DOCUMENT PASSAGE:
*****

Perception and Deep Reinforcement Learning-Based Local Path Planner for Autonomous Vehicles

Thanh-Danh Phan¹

; Gon-Woo Kim^†

1Graduate Student, Intelligent Systems and Robotics, Chungbuk National University, Cheongju, Korea danh1711@chungbuk.ac.kr

자율 주행차를 위한 인식 및 심층 강화 학습 기반 국부 경로 계획

판탄단¹

; 김곤우^†

Correspondence to: ^†Professor, Intelligent Systems and Robotics, Chungbuk National University, Cheongju, Korea ( gwkim@cbnu.ac.kr)

Abstract

Autonomous driving has become a revolutionary area in modern transportation studies. End-to-end approaches offer an integrated paradigm that unifies perception, prediction, and planning functionalities within a single framework. This holistic approach streamlines the overall decision-making process, potentially improving the efficiency and accuracy of autonomous vehicle operations. In this paper, we propose an end-to-end reinforcement learning-based framework based on refined observations collected from sensors. Besides, the ray casting algorithm is introduced based on the top-view segmented images to generate the surrounding relative distances to the outset, which facilitates the surrounding distance parsing of an autonomous car. Subsequently, these distances, latent information from the driver’s view, and other sensor information are fed as an observation for a deep reinforcement framework to predict a steering angle. The experimental results showcase the effectiveness of methods implemented in self-driving vehicles within CARLA simulation environments.

Keywords:

Autonomous Driving, Ray Casting, Deep Reinforment Learning

1. Introduction

In recent years, the pursuit of safe and reliable autonomous driving systems has evolved from a futuristic vision into a pressing technological challenge that intersects computer science, robotics, and transportation engineering. While current autonomous vehicles demonstrate impressive capabilities on highways and in controlled environments, they still struggle with the intricate dynamics of urban mobility, where split-second decisions can mean the difference between safety and catastrophe.

Traditional computer vision and rule-based systems, despite their initial success, have revealed fundamental limitations in handling the unpredictable nature of real-world driving scenarios. These systems often falter when confronted with edge cases - situations that deviate from their training data or programmed rules. The challenge lies not merely in detecting obstacles or following lanes, but in developing systems that can understand context, anticipate human behavior, and make decisions that balance safety with efficiency. The sensor fusion techniques are pivotal factor contribute to the success of an autonomous car. The papers ^[1,2] combined visual device and 2D LiDAR in their path planning tasks, which could provide the safe and hint for decision making.

*****

DATA LINES:
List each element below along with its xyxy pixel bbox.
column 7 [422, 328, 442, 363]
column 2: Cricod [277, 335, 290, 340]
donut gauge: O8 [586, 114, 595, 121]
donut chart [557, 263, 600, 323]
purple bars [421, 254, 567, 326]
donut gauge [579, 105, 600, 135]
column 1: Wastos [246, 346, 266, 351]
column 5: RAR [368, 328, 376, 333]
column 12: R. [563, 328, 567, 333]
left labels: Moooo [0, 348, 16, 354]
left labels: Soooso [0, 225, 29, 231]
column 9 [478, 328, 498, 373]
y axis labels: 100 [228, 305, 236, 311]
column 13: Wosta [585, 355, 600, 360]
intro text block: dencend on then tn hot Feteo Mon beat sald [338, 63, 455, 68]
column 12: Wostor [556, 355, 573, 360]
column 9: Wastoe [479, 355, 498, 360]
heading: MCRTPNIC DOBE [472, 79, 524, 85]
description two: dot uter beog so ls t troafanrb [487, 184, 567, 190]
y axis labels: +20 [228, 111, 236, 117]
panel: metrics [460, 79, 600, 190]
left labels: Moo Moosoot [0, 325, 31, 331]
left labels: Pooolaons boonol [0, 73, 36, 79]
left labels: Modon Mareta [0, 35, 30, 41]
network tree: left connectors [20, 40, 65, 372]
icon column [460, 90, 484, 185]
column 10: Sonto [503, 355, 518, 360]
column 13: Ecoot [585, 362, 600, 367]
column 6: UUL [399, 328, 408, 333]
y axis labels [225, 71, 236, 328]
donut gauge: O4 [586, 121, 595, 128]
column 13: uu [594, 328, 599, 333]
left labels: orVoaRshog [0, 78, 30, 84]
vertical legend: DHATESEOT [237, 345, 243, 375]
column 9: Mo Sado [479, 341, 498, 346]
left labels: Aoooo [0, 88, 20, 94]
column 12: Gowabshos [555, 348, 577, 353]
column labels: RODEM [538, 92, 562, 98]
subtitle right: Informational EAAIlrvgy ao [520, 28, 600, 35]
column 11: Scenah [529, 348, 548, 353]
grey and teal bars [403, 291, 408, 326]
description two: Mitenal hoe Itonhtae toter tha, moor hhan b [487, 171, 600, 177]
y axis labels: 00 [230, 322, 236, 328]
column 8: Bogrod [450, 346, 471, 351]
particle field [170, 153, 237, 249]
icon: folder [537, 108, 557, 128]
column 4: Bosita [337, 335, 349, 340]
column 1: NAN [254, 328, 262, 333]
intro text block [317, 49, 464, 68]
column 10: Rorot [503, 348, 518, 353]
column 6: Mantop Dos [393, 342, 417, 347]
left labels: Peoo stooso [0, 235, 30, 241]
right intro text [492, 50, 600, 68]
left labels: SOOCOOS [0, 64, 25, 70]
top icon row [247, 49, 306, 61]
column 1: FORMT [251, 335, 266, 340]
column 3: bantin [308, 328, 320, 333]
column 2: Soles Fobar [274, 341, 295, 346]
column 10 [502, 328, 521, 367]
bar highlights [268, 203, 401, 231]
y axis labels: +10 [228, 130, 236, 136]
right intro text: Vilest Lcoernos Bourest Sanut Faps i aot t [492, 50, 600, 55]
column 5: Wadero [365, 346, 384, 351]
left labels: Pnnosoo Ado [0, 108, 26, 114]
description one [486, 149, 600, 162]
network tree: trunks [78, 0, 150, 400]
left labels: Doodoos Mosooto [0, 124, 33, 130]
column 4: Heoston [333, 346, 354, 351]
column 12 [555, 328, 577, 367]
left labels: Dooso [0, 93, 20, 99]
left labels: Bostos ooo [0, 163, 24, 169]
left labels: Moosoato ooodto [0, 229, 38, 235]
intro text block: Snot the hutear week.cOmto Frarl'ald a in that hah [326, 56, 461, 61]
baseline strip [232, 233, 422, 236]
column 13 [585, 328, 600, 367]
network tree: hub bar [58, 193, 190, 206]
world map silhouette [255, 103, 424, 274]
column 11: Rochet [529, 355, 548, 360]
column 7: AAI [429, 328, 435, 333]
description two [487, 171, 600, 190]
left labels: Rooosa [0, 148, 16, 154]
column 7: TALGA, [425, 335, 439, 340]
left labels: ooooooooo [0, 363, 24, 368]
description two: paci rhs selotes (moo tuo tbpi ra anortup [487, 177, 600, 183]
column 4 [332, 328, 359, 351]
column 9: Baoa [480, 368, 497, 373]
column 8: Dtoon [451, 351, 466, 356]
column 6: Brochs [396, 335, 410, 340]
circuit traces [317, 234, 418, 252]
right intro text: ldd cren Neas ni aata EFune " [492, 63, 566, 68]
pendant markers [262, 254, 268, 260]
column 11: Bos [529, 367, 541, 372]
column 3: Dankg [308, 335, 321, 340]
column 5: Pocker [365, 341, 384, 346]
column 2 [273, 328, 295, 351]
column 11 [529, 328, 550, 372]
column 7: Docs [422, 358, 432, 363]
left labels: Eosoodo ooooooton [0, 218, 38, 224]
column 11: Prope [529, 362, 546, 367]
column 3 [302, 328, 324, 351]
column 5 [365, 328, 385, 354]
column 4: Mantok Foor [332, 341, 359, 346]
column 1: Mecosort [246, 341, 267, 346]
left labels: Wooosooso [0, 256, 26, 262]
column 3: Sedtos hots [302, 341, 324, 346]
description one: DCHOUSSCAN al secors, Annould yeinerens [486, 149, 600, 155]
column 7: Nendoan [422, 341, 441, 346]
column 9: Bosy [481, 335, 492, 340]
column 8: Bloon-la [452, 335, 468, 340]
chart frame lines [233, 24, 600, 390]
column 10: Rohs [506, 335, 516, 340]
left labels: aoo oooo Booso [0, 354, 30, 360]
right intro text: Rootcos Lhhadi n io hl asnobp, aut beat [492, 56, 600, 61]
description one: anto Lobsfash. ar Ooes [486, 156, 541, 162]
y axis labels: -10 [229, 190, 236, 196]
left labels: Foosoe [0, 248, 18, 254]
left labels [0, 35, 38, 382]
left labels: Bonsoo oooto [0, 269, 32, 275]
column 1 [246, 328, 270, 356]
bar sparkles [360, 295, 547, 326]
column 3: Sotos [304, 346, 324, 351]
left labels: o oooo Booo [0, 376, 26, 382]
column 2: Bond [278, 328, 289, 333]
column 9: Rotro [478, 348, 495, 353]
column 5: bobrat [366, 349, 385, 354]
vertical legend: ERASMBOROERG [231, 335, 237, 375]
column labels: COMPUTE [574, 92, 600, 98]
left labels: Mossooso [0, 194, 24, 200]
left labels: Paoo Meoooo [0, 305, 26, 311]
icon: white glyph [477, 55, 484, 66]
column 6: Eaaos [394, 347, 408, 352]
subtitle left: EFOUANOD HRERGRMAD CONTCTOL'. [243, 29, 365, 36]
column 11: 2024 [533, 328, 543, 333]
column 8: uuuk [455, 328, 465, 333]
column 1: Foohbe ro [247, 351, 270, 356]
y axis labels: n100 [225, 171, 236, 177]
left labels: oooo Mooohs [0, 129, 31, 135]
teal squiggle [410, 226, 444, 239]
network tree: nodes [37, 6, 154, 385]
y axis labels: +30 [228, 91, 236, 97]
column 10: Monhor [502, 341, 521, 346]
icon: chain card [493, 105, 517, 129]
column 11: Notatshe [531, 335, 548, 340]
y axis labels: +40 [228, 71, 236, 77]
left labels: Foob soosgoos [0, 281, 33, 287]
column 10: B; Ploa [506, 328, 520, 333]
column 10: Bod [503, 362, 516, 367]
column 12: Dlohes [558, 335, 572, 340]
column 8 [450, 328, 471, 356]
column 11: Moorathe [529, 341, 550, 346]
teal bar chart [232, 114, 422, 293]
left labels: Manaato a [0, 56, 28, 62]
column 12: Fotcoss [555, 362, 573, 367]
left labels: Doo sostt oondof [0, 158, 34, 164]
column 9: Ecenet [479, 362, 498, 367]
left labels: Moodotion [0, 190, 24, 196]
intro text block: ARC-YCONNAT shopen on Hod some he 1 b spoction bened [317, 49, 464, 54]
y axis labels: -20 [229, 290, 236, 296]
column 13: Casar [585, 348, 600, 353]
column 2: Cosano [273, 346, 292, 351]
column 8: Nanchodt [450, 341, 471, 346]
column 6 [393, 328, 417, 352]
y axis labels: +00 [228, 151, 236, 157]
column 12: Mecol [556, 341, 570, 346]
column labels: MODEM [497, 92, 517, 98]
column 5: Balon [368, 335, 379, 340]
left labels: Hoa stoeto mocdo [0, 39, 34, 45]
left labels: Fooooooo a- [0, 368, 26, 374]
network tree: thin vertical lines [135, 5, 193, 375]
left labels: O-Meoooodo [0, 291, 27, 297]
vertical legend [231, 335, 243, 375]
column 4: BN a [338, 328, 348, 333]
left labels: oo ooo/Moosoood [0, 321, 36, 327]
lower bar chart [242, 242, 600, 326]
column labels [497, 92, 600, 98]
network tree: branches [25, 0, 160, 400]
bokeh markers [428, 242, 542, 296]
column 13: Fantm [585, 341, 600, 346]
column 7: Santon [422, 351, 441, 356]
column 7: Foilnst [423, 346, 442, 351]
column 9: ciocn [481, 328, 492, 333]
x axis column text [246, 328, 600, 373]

*****

WHAT THE TASK REQUIRES: Copy the path-planning paper between "Autonomous Driving, Ray" and "safety and catastrophe.", inclusive, swapping "highways" for "expressways". The material is separate from the path-planning paper and has no connection to it.

SOLUTION:
Autonomous Driving, Ray Casting, Deep Reinforment Learning

1. Introduction

In recent years, the pursuit of safe and reliable autonomous driving systems has evolved from a futuristic vision into a pressing technological challenge that intersects computer science, robotics, and transportation engineering. While current autonomous vehicles demonstrate impressive capabilities on expressways and in controlled environments, they still struggle with the intricate dynamics of urban mobility, where split-second decisions can mean the difference between safety and catastrophe.